--- BEGIN Data shown ---

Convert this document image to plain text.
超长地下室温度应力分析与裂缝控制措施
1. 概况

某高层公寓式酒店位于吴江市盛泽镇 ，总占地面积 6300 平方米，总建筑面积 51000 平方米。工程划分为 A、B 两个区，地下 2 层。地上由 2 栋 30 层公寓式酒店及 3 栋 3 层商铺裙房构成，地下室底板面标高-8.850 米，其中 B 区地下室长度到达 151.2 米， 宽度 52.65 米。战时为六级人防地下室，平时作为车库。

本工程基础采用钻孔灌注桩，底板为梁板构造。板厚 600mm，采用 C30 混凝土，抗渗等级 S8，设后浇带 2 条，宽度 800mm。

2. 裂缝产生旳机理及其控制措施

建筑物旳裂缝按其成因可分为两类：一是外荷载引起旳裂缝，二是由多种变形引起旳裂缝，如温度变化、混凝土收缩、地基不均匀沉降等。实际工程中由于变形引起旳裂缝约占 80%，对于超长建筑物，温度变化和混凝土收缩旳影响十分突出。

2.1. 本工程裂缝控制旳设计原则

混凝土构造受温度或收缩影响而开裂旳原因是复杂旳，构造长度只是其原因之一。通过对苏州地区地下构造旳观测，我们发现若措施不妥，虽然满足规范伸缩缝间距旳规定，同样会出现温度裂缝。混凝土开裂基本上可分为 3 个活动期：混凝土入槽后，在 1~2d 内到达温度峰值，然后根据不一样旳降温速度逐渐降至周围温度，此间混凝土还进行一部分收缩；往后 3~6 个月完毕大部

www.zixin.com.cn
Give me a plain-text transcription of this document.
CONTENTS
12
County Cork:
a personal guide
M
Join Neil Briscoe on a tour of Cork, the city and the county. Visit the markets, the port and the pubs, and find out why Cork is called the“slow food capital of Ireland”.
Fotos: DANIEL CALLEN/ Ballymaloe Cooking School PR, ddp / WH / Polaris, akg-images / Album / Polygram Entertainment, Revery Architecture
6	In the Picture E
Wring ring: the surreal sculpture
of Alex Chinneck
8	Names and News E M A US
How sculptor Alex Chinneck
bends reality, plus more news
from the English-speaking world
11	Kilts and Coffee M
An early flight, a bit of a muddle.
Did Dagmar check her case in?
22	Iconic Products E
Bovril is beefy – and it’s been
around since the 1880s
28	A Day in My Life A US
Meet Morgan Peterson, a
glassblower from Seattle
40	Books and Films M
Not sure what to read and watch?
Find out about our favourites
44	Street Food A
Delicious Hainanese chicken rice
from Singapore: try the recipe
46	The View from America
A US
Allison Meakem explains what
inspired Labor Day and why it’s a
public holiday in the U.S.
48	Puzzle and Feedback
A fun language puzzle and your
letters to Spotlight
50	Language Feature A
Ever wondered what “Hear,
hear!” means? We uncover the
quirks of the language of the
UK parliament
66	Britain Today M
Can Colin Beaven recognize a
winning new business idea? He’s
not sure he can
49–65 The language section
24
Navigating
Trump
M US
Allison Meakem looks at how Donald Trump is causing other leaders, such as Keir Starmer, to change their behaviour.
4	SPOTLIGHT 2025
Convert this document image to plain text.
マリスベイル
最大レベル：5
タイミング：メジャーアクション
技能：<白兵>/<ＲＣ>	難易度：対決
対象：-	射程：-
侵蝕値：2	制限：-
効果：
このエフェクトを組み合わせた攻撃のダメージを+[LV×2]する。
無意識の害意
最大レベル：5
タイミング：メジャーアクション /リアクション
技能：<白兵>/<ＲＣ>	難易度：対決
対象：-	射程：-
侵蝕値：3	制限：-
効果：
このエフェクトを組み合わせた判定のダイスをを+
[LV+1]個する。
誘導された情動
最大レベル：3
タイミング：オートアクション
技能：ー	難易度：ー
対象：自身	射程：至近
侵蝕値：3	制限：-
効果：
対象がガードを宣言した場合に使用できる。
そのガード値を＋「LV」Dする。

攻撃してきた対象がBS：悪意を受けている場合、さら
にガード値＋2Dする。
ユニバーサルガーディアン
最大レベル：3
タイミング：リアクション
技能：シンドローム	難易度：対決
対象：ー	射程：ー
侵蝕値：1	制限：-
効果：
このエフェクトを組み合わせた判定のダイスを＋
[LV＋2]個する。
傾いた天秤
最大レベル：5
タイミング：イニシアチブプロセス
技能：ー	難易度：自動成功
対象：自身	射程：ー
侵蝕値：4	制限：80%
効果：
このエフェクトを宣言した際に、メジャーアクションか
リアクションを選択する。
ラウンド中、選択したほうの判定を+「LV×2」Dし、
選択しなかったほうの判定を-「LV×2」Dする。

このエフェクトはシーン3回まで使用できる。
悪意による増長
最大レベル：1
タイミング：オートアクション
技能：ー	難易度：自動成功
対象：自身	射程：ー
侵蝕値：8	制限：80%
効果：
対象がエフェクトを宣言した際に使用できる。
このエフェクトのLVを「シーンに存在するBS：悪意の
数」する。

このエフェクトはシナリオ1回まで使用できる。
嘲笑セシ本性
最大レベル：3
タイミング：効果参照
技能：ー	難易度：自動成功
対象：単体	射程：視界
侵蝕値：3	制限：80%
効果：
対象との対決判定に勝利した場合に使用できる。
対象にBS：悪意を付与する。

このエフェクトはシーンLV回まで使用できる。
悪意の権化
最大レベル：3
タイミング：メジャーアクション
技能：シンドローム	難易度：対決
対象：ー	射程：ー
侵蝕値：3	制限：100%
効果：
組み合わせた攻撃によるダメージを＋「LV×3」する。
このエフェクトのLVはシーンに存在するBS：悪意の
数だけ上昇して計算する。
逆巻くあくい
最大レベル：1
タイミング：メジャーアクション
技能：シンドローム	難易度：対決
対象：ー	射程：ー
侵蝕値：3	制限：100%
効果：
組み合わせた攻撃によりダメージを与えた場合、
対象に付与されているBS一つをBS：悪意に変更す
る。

--- END Data shown ---

### Exercise goal
Your task is to repeat each line of the material exactly.

### Result below
Convert this document image to plain text.
超长地下室温度应力分析与裂缝控制措施
1. 概况

某高层公寓式酒店位于吴江市盛泽镇 ，总占地面积 6300 平方米，总建筑面积 51000 平方米。工程划分为 A、B 两个区，地下 2 层。地上由 2 栋 30 层公寓式酒店及 3 栋 3 层商铺裙房构成，地下室底板面标高-8.850 米，其中 B 区地下室长度到达 151.2 米， 宽度 52.65 米。战时为六级人防地下室，平时作为车库。

本工程基础采用钻孔灌注桩，底板为梁板构造。板厚 600mm，采用 C30 混凝土，抗渗等级 S8，设后浇带 2 条，宽度 800mm。

2. 裂缝产生旳机理及其控制措施

建筑物旳裂缝按其成因可分为两类：一是外荷载引起旳裂缝，二是由多种变形引起旳裂缝，如温度变化、混凝土收缩、地基不均匀沉降等。实际工程中由于变形引起旳裂缝约占 80%，对于超长建筑物，温度变化和混凝土收缩旳影响十分突出。

2.1. 本工程裂缝控制旳设计原则

混凝土构造受温度或收缩影响而开裂旳原因是复杂旳，构造长度只是其原因之一。通过对苏州地区地下构造旳观测，我们发现若措施不妥，虽然满足规范伸缩缝间距旳规定，同样会出现温度裂缝。混凝土开裂基本上可分为 3 个活动期：混凝土入槽后，在 1~2d 内到达温度峰值，然后根据不一样旳降温速度逐渐降至周围温度，此间混凝土还进行一部分收缩；往后 3~6 个月完毕大部

www.zixin.com.cn
Give me a plain-text transcription of this document.
CONTENTS
12
County Cork:
a personal guide
M
Join Neil Briscoe on a tour of Cork, the city and the county. Visit the markets, the port and the pubs, and find out why Cork is called the“slow food capital of Ireland”.
Fotos: DANIEL CALLEN/ Ballymaloe Cooking School PR, ddp / WH / Polaris, akg-images / Album / Polygram Entertainment, Revery Architecture
6	In the Picture E
Wring ring: the surreal sculpture
of Alex Chinneck
8	Names and News E M A US
How sculptor Alex Chinneck
bends reality, plus more news
from the English-speaking world
11	Kilts and Coffee M
An early flight, a bit of a muddle.
Did Dagmar check her case in?
22	Iconic Products E
Bovril is beefy – and it’s been
around since the 1880s
28	A Day in My Life A US
Meet Morgan Peterson, a
glassblower from Seattle
40	Books and Films M
Not sure what to read and watch?
Find out about our favourites
44	Street Food A
Delicious Hainanese chicken rice
from Singapore: try the recipe
46	The View from America
A US
Allison Meakem explains what
inspired Labor Day and why it’s a
public holiday in the U.S.
48	Puzzle and Feedback
A fun language puzzle and your
letters to Spotlight
50	Language Feature A
Ever wondered what “Hear,
hear!” means? We uncover the
quirks of the language of the
UK parliament
66	Britain Today M
Can Colin Beaven recognize a
winning new business idea? He’s
not sure he can
49–65 The language section
24
Navigating
Trump
M US
Allison Meakem looks at how Donald Trump is causing other leaders, such as Keir Starmer, to change their behaviour.
4	SPOTLIGHT 2025
Convert this document image to plain text.
マリスベイル
最大レベル：5
タイミング：メジャーアクション
技能：<白兵>/<ＲＣ>	難易度：対決
対象：-	射程：-
侵蝕値：2	制限：-
効果：
このエフェクトを組み合わせた攻撃のダメージを+[LV×2]する。
無意識の害意
最大レベル：5
タイミング：メジャーアクション /リアクション
技能：<白兵>/<ＲＣ>	難易度：対決
対象：-	射程：-
侵蝕値：3	制限：-
効果：
このエフェクトを組み合わせた判定のダイスをを+
[LV+1]個する。
誘導された情動
最大レベル：3
タイミング：オートアクション
技能：ー	難易度：ー
対象：自身	射程：至近
侵蝕値：3	制限：-
効果：
対象がガードを宣言した場合に使用できる。
そのガード値を＋「LV」Dする。

攻撃してきた対象がBS：悪意を受けている場合、さら
にガード値＋2Dする。
ユニバーサルガーディアン
最大レベル：3
タイミング：リアクション
技能：シンドローム	難易度：対決
対象：ー	射程：ー
侵蝕値：1	制限：-
効果：
このエフェクトを組み合わせた判定のダイスを＋
[LV＋2]個する。
傾いた天秤
最大レベル：5
タイミング：イニシアチブプロセス
技能：ー	難易度：自動成功
対象：自身	射程：ー
侵蝕値：4	制限：80%
効果：
このエフェクトを宣言した際に、メジャーアクションか
リアクションを選択する。
ラウンド中、選択したほうの判定を+「LV×2」Dし、
選択しなかったほうの判定を-「LV×2」Dする。

このエフェクトはシーン3回まで使用できる。
悪意による増長
最大レベル：1
タイミング：オートアクション
技能：ー	難易度：自動成功
対象：自身	射程：ー
侵蝕値：8	制限：80%
効果：
対象がエフェクトを宣言した際に使用できる。
このエフェクトのLVを「シーンに存在するBS：悪意の
数」する。

このエフェクトはシナリオ1回まで使用できる。
嘲笑セシ本性
最大レベル：3
タイミング：効果参照
技能：ー	難易度：自動成功
対象：単体	射程：視界
侵蝕値：3	制限：80%
効果：
対象との対決判定に勝利した場合に使用できる。
対象にBS：悪意を付与する。

このエフェクトはシーンLV回まで使用できる。
悪意の権化
最大レベル：3
タイミング：メジャーアクション
技能：シンドローム	難易度：対決
対象：ー	射程：ー
侵蝕値：3	制限：100%
効果：
組み合わせた攻撃によるダメージを＋「LV×3」する。
このエフェクトのLVはシーンに存在するBS：悪意の
数だけ上昇して計算する。
逆巻くあくい
最大レベル：1
タイミング：メジャーアクション
技能：シンドローム	難易度：対決
対象：ー	射程：ー
侵蝕値：3	制限：100%
効果：
組み合わせた攻撃によりダメージを与えた場合、
対象に付与されているBS一つをBS：悪意に変更す
る。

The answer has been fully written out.